## begin

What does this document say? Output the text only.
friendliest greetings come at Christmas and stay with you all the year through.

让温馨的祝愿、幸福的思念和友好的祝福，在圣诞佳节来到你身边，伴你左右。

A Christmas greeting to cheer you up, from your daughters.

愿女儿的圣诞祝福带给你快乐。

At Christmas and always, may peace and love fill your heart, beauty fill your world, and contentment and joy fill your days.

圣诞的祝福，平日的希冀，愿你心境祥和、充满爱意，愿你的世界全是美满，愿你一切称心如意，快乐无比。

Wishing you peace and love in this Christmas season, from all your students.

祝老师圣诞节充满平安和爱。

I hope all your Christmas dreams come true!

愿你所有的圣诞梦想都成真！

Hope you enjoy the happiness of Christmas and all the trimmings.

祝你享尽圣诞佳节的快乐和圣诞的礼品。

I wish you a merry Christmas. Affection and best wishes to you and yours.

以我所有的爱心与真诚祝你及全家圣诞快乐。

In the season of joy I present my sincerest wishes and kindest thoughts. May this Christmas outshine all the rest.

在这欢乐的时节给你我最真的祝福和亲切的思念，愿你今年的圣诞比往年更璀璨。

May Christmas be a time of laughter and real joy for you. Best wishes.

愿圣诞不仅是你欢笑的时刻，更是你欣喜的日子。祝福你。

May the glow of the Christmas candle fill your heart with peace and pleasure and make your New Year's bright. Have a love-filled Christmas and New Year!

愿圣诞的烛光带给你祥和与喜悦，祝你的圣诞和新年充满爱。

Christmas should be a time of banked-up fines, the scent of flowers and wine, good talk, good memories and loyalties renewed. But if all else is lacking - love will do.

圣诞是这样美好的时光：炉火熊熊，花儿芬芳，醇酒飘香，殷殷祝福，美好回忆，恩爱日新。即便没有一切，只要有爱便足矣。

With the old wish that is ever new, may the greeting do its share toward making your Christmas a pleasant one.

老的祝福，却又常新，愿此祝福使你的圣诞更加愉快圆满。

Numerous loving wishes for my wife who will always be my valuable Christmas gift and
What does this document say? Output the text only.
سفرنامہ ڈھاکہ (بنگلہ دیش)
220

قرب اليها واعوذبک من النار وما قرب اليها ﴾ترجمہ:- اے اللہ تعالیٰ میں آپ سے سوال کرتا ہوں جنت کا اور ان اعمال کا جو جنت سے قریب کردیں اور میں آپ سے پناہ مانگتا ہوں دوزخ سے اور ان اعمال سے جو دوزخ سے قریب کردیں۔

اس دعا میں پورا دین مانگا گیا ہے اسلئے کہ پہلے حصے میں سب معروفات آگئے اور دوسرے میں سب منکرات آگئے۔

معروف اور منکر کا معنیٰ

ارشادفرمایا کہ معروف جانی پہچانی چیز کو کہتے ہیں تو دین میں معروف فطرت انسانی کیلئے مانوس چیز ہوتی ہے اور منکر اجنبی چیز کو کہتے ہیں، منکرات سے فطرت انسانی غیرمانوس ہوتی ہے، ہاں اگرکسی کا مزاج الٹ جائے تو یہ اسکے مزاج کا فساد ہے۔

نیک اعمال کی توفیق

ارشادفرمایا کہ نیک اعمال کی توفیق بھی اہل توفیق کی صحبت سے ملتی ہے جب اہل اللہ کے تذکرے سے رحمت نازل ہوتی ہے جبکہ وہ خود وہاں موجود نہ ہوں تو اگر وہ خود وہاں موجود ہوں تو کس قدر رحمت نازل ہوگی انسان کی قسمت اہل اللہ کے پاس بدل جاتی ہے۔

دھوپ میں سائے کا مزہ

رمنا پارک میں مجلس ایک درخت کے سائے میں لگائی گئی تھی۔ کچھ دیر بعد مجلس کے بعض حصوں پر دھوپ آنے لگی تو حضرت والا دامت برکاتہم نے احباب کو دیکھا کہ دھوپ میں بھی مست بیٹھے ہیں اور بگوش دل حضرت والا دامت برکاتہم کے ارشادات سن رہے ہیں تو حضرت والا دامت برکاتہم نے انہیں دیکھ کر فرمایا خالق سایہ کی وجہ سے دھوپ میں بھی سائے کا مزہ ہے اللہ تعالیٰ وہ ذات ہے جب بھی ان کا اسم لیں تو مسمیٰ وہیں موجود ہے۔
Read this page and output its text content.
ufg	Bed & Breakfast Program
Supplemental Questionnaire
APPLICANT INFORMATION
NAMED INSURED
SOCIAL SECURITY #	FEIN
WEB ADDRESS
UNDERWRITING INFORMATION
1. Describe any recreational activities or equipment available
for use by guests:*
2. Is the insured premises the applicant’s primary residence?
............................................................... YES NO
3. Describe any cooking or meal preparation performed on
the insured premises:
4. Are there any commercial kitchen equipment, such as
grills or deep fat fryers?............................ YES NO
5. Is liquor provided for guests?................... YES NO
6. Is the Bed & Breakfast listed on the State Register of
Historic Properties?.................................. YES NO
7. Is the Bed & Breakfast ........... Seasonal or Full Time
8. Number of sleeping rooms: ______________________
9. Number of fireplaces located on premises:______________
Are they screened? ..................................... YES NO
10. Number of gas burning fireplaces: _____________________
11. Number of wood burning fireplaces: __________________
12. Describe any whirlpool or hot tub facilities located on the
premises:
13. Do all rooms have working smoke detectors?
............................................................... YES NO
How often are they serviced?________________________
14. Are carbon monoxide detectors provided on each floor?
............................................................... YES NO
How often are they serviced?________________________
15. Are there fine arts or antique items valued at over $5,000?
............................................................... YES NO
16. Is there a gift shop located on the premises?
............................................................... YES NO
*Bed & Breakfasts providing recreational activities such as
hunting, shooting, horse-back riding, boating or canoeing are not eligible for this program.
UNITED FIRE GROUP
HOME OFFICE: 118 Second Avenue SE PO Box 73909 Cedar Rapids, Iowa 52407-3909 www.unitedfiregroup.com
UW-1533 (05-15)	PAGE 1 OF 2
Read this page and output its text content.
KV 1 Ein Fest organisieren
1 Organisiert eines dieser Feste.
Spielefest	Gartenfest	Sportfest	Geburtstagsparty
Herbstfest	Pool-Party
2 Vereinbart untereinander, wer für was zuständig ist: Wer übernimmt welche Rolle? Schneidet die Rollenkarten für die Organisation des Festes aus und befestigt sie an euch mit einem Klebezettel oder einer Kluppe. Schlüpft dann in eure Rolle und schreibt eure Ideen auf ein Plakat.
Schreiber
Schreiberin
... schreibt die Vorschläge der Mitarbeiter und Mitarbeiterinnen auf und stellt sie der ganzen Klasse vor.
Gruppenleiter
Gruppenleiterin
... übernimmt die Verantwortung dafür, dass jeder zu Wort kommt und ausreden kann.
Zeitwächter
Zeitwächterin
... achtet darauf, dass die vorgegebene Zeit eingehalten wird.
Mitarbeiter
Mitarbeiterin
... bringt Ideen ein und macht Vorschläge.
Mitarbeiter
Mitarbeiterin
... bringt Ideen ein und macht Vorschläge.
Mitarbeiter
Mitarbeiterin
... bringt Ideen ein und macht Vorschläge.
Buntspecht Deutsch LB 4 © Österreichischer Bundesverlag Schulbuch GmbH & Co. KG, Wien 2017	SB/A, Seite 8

## end

[Problem requirements]:
Copy each line of the data exactly, leaving nothing out.

[Written solution]:
What does this document say? Output the text only.
friendliest greetings come at Christmas and stay with you all the year through.

让温馨的祝愿、幸福的思念和友好的祝福，在圣诞佳节来到你身边，伴你左右。

A Christmas greeting to cheer you up, from your daughters.

愿女儿的圣诞祝福带给你快乐。

At Christmas and always, may peace and love fill your heart, beauty fill your world, and contentment and joy fill your days.

圣诞的祝福，平日的希冀，愿你心境祥和、充满爱意，愿你的世界全是美满，愿你一切称心如意，快乐无比。

Wishing you peace and love in this Christmas season, from all your students.

祝老师圣诞节充满平安和爱。

I hope all your Christmas dreams come true!

愿你所有的圣诞梦想都成真！

Hope you enjoy the happiness of Christmas and all the trimmings.

祝你享尽圣诞佳节的快乐和圣诞的礼品。

I wish you a merry Christmas. Affection and best wishes to you and yours.

以我所有的爱心与真诚祝你及全家圣诞快乐。

In the season of joy I present my sincerest wishes and kindest thoughts. May this Christmas outshine all the rest.

在这欢乐的时节给你我最真的祝福和亲切的思念，愿你今年的圣诞比往年更璀璨。

May Christmas be a time of laughter and real joy for you. Best wishes.

愿圣诞不仅是你欢笑的时刻，更是你欣喜的日子。祝福你。

May the glow of the Christmas candle fill your heart with peace and pleasure and make your New Year's bright. Have a love-filled Christmas and New Year!

愿圣诞的烛光带给你祥和与喜悦，祝你的圣诞和新年充满爱。

Christmas should be a time of banked-up fines, the scent of flowers and wine, good talk, good memories and loyalties renewed. But if all else is lacking - love will do.

圣诞是这样美好的时光：炉火熊熊，花儿芬芳，醇酒飘香，殷殷祝福，美好回忆，恩爱日新。即便没有一切，只要有爱便足矣。

With the old wish that is ever new, may the greeting do its share toward making your Christmas a pleasant one.

老的祝福，却又常新，愿此祝福使你的圣诞更加愉快圆满。

Numerous loving wishes for my wife who will always be my valuable Christmas gift and
What does this document say? Output the text only.
سفرنامہ ڈھاکہ (بنگلہ دیش)
220

قرب اليها واعوذبک من النار وما قرب اليها ﴾ترجمہ:- اے اللہ تعالیٰ میں آپ سے سوال کرتا ہوں جنت کا اور ان اعمال کا جو جنت سے قریب کردیں اور میں آپ سے پناہ مانگتا ہوں دوزخ سے اور ان اعمال سے جو دوزخ سے قریب کردیں۔

اس دعا میں پورا دین مانگا گیا ہے اسلئے کہ پہلے حصے میں سب معروفات آگئے اور دوسرے میں سب منکرات آگئے۔

معروف اور منکر کا معنیٰ

ارشادفرمایا کہ معروف جانی پہچانی چیز کو کہتے ہیں تو دین میں معروف فطرت انسانی کیلئے مانوس چیز ہوتی ہے اور منکر اجنبی چیز کو کہتے ہیں، منکرات سے فطرت انسانی غیرمانوس ہوتی ہے، ہاں اگرکسی کا مزاج الٹ جائے تو یہ اسکے مزاج کا فساد ہے۔

نیک اعمال کی توفیق

ارشادفرمایا کہ نیک اعمال کی توفیق بھی اہل توفیق کی صحبت سے ملتی ہے جب اہل اللہ کے تذکرے سے رحمت نازل ہوتی ہے جبکہ وہ خود وہاں موجود نہ ہوں تو اگر وہ خود وہاں موجود ہوں تو کس قدر رحمت نازل ہوگی انسان کی قسمت اہل اللہ کے پاس بدل جاتی ہے۔

دھوپ میں سائے کا مزہ

رمنا پارک میں مجلس ایک درخت کے سائے میں لگائی گئی تھی۔ کچھ دیر بعد مجلس کے بعض حصوں پر دھوپ آنے لگی تو حضرت والا دامت برکاتہم نے احباب کو دیکھا کہ دھوپ میں بھی مست بیٹھے ہیں اور بگوش دل حضرت والا دامت برکاتہم کے ارشادات سن رہے ہیں تو حضرت والا دامت برکاتہم نے انہیں دیکھ کر فرمایا خالق سایہ کی وجہ سے دھوپ میں بھی سائے کا مزہ ہے اللہ تعالیٰ وہ ذات ہے جب بھی ان کا اسم لیں تو مسمیٰ وہیں موجود ہے۔
Read this page and output its text content.
ufg	Bed & Breakfast Program
Supplemental Questionnaire
APPLICANT INFORMATION
NAMED INSURED
SOCIAL SECURITY #	FEIN
WEB ADDRESS
UNDERWRITING INFORMATION
1. Describe any recreational activities or equipment available
for use by guests:*
2. Is the insured premises the applicant’s primary residence?
............................................................... YES NO
3. Describe any cooking or meal preparation performed on
the insured premises:
4. Are there any commercial kitchen equipment, such as
grills or deep fat fryers?............................ YES NO
5. Is liquor provided for guests?................... YES NO
6. Is the Bed & Breakfast listed on the State Register of
Historic Properties?.................................. YES NO
7. Is the Bed & Breakfast ........... Seasonal or Full Time
8. Number of sleeping rooms: ______________________
9. Number of fireplaces located on premises:______________
Are they screened? ..................................... YES NO
10. Number of gas burning fireplaces: _____________________
11. Number of wood burning fireplaces: __________________
12. Describe any whirlpool or hot tub facilities located on the
premises:
13. Do all rooms have working smoke detectors?
............................................................... YES NO
How often are they serviced?________________________
14. Are carbon monoxide detectors provided on each floor?
............................................................... YES NO
How often are they serviced?________________________
15. Are there fine arts or antique items valued at over $5,000?
............................................................... YES NO
16. Is there a gift shop located on the premises?
............................................................... YES NO
*Bed & Breakfasts providing recreational activities such as
hunting, shooting, horse-back riding, boating or canoeing are not eligible for this program.
UNITED FIRE GROUP
HOME OFFICE: 118 Second Avenue SE PO Box 73909 Cedar Rapids, Iowa 52407-3909 www.unitedfiregroup.com
UW-1533 (05-15)	PAGE 1 OF 2
Read this page and output its text content.
KV 1 Ein Fest organisieren
1 Organisiert eines dieser Feste.
Spielefest	Gartenfest	Sportfest	Geburtstagsparty
Herbstfest	Pool-Party
2 Vereinbart untereinander, wer für was zuständig ist: Wer übernimmt welche Rolle? Schneidet die Rollenkarten für die Organisation des Festes aus und befestigt sie an euch mit einem Klebezettel oder einer Kluppe. Schlüpft dann in eure Rolle und schreibt eure Ideen auf ein Plakat.
Schreiber
Schreiberin
... schreibt die Vorschläge der Mitarbeiter und Mitarbeiterinnen auf und stellt sie der ganzen Klasse vor.
Gruppenleiter
Gruppenleiterin
... übernimmt die Verantwortung dafür, dass jeder zu Wort kommt und ausreden kann.
Zeitwächter
Zeitwächterin
... achtet darauf, dass die vorgegebene Zeit eingehalten wird.
Mitarbeiter
Mitarbeiterin
... bringt Ideen ein und macht Vorschläge.
Mitarbeiter
Mitarbeiterin
... bringt Ideen ein und macht Vorschläge.
Mitarbeiter
Mitarbeiterin
... bringt Ideen ein und macht Vorschläge.
Buntspecht Deutsch LB 4 © Österreichischer Bundesverlag Schulbuch GmbH & Co. KG, Wien 2017	SB/A, Seite 8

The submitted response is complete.